**TEXT SECTION:**
⟨
At block 410, the hyperparameter recommendation system 102 may return the selected hyperparameter combination as the hyperparameter combination recommended for the machine learning method and/or the learning model.

Although the above method blocks are described to be executed in a particular order, in some implementations, some or all of the method blocks can be executed in other orders, or in parallel.

Any of the acts of any of the methods described herein may be implemented at least partially by a processor or other electronic device based on instructions stored on one or more computer‐readable media. By way of example and not limitation, any of the acts of any of the methods described herein may be implemented under control of one or more processors configured with executable instructions that may be stored on one or more computer‐readable media.

Conclusion

Although implementations have been described in language specific to structural features and/or methodological acts, it is to be understood that the claims are not necessarily limited to the specific features or acts described. Rather, the specific features and acts are disclosed as exemplary forms of implementing the claimed subject matter. Additionally or alternatively, some or all of the operations may be implemented by one or more ASICS, FPGAs, or other hardware.
⟩
**DATA SHOWN:**
⟨
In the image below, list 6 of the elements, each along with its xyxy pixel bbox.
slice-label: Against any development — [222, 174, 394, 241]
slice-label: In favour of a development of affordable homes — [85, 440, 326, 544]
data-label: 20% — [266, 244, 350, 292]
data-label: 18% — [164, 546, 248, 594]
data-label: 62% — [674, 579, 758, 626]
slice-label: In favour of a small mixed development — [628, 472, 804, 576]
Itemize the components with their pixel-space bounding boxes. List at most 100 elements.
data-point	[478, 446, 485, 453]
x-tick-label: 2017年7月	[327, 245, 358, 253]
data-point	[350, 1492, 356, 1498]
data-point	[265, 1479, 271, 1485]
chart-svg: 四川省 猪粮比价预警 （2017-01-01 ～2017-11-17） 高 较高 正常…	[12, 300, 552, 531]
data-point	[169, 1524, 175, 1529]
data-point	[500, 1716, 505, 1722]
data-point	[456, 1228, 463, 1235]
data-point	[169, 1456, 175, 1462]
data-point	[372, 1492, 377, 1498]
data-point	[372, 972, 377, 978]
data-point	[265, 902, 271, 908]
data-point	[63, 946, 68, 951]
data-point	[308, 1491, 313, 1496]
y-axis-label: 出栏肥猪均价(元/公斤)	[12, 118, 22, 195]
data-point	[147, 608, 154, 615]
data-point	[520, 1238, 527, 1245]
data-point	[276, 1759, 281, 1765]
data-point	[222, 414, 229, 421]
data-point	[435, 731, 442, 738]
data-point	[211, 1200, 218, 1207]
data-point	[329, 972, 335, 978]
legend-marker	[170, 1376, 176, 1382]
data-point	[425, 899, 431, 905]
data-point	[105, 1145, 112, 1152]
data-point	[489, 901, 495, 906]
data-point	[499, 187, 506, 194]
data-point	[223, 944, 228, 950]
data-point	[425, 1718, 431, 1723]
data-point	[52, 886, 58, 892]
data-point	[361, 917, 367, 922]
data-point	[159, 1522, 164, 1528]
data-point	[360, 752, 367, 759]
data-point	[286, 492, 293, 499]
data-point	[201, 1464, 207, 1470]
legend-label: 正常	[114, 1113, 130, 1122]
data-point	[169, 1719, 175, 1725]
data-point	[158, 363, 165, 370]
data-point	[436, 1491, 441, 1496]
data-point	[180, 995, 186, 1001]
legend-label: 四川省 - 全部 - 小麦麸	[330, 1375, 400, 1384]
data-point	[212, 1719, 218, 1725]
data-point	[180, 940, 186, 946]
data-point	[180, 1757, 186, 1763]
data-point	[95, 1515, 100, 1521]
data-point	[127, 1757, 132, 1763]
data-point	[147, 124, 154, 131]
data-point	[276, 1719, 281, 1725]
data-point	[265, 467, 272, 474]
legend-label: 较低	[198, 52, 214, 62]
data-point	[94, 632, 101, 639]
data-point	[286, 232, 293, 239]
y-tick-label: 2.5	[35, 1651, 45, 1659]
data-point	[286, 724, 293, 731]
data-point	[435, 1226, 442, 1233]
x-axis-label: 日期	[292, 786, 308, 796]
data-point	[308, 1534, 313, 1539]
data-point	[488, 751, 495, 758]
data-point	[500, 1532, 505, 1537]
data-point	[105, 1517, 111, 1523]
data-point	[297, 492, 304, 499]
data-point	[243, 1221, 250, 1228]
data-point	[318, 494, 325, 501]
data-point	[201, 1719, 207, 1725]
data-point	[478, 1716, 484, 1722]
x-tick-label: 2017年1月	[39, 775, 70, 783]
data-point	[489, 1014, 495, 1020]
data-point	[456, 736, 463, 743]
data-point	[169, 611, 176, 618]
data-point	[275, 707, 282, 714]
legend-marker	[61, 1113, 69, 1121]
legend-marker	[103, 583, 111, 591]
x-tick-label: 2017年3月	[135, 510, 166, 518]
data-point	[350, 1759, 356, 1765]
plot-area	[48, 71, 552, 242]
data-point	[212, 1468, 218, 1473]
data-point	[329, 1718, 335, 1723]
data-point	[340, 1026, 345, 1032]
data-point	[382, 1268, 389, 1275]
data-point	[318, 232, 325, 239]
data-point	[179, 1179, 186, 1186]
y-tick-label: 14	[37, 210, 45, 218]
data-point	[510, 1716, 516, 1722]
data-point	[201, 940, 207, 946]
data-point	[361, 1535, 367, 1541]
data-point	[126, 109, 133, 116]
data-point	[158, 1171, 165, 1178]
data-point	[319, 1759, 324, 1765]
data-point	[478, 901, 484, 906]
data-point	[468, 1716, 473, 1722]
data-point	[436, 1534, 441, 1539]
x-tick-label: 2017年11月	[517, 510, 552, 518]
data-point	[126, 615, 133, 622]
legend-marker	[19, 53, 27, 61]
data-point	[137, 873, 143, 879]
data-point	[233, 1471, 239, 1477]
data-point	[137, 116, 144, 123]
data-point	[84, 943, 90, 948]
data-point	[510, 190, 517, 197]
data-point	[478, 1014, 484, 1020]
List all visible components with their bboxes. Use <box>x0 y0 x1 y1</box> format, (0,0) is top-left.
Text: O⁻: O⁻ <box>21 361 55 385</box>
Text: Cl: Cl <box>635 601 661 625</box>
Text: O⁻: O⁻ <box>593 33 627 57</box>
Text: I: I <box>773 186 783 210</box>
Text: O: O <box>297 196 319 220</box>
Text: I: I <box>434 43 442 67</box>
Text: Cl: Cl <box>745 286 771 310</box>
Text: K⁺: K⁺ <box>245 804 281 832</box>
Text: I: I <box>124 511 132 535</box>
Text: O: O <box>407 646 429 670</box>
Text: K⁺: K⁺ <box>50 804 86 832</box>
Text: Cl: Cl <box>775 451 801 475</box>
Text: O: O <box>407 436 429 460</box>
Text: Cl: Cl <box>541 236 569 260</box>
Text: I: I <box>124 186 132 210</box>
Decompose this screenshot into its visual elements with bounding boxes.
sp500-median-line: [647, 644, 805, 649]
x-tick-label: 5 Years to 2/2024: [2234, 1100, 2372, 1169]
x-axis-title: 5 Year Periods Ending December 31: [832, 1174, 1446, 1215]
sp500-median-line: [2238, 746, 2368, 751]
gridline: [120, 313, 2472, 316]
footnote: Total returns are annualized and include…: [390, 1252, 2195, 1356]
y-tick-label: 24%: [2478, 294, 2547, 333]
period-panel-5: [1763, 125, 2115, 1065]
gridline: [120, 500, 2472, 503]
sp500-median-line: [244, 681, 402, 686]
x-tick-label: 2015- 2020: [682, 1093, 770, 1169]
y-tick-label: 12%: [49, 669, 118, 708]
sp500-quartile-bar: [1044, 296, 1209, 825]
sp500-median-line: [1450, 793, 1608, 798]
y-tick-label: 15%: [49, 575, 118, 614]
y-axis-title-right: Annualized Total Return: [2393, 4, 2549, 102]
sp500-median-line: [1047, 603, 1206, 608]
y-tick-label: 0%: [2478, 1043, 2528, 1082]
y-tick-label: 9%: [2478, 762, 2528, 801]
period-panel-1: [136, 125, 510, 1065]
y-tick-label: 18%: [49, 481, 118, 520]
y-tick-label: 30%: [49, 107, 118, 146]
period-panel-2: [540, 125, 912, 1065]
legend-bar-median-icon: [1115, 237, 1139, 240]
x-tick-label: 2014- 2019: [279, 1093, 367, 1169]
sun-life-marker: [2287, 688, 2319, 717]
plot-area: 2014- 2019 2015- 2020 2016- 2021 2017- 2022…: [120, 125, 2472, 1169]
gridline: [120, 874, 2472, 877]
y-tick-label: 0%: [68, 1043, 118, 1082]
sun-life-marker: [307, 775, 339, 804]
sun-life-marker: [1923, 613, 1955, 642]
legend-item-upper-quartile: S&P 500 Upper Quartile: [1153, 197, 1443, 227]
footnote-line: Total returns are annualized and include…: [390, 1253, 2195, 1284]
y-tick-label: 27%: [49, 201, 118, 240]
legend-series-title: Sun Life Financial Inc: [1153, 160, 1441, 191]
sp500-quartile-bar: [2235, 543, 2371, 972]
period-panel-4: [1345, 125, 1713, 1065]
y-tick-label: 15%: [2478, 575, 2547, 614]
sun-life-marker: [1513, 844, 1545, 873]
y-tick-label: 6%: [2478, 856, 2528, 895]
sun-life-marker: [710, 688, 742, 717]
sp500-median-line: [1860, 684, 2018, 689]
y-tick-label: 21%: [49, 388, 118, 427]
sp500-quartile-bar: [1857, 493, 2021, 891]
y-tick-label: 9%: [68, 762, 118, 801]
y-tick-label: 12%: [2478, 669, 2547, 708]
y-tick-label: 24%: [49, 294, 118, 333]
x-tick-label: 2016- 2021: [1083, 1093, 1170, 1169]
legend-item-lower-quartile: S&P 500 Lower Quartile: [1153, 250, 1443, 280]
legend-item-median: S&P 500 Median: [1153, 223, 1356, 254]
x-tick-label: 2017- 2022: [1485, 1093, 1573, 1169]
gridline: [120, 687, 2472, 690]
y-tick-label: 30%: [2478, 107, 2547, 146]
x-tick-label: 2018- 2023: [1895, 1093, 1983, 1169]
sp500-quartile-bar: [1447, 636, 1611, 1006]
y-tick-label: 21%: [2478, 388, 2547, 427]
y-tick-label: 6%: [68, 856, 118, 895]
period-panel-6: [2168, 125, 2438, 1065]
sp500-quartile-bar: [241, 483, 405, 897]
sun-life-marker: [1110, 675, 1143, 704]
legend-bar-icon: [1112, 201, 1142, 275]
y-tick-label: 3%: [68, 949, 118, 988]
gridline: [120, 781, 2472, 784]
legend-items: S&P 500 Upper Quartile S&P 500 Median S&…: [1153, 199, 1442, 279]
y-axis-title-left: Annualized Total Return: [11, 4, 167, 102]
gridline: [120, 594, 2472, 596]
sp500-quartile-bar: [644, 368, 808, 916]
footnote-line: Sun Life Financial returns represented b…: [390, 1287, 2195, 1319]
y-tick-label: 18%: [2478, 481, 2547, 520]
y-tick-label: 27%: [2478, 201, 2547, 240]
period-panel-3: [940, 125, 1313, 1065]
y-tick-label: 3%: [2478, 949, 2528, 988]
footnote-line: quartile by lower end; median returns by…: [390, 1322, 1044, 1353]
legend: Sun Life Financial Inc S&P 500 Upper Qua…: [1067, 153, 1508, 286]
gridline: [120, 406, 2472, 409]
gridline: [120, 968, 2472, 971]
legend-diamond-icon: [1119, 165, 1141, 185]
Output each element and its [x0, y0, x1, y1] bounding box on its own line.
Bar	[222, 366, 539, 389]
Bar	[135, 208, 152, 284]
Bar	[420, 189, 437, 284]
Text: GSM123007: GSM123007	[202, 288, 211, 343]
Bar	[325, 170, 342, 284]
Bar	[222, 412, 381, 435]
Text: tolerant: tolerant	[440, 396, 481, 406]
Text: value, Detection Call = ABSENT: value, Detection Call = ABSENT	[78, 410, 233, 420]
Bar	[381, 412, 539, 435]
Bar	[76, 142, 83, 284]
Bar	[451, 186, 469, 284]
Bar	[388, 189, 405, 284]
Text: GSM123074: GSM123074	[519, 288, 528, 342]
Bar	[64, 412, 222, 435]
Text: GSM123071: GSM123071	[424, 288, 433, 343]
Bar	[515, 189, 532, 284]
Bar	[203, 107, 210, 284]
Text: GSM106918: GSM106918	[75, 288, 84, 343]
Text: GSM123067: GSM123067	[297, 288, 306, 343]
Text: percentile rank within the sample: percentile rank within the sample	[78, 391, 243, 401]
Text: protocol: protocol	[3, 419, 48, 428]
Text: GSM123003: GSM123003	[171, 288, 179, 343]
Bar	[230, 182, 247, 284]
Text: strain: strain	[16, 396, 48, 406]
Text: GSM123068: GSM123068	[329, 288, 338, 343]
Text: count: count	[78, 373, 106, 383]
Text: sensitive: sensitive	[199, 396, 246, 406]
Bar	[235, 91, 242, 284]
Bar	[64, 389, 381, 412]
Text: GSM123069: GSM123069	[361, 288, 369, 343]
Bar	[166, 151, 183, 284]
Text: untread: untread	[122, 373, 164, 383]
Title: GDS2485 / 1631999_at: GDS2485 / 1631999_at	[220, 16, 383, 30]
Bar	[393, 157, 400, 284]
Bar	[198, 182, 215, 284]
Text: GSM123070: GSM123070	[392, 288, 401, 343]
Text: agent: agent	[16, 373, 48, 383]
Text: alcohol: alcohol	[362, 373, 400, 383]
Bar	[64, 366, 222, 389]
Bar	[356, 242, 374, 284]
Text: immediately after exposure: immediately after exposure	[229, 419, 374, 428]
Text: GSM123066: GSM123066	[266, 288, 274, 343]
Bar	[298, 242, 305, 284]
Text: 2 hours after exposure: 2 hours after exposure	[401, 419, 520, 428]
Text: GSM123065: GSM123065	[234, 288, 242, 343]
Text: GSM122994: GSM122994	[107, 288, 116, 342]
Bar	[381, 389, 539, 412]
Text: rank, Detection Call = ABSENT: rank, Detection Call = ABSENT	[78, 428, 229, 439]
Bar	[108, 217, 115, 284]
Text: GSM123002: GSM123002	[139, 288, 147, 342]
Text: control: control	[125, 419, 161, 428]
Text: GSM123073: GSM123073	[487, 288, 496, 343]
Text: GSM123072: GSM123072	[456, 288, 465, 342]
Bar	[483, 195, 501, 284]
⟩
Please answer these questions from the hyperparameter recommendation text:
(a) What does the system return at block 410?
(b) Apart from a particular order, how can the method blocks be executed?
(c) According to the Conclusion, what hardware may implement some or all of the operations?

**THE COMPLETED TASK:**
(a) It returns the selected hyperparameter combination as the combination recommended for the machine learning method and/or the learning model.
(b) They can be executed in other orders, or in parallel.
(c) One or more ASICS, FPGAs, or other hardware.